→ **GIVEN INSTRUCTION**:
Single out each line with the word "정치이론에" and copy it.

>> Begin

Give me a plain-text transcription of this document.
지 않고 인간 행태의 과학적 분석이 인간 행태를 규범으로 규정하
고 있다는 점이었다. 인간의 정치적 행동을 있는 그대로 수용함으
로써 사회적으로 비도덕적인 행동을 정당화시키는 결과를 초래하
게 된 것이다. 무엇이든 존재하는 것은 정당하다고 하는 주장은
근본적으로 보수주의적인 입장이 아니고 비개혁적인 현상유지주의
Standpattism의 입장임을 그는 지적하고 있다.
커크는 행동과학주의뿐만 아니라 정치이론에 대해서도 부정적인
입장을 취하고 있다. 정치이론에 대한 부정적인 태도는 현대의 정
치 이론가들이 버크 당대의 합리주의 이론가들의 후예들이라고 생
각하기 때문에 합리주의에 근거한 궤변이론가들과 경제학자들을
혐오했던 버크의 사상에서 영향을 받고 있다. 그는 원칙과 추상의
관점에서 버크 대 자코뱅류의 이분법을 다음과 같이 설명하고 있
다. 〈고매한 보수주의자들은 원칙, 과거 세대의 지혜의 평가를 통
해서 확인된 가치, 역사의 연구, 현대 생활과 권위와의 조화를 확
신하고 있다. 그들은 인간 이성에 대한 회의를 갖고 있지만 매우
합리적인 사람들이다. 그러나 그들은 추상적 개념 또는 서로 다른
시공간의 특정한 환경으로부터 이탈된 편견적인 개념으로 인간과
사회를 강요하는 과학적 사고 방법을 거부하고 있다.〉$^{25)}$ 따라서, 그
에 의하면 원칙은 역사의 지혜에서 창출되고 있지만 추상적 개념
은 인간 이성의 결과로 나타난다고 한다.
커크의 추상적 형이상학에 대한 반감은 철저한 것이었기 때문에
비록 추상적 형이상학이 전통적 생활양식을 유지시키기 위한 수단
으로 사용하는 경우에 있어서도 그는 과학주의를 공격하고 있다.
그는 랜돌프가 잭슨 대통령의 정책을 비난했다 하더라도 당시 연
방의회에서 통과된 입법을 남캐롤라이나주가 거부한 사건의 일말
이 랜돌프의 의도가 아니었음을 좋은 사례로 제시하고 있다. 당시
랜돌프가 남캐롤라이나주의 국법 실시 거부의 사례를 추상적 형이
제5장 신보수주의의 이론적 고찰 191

>> End

→ **CORRECT RESPONSE**:
커크는 행동과학주의뿐만 아니라 정치이론에 대해서도 부정적인
입장을 취하고 있다. 정치이론에 대한 부정적인 태도는 현대의 정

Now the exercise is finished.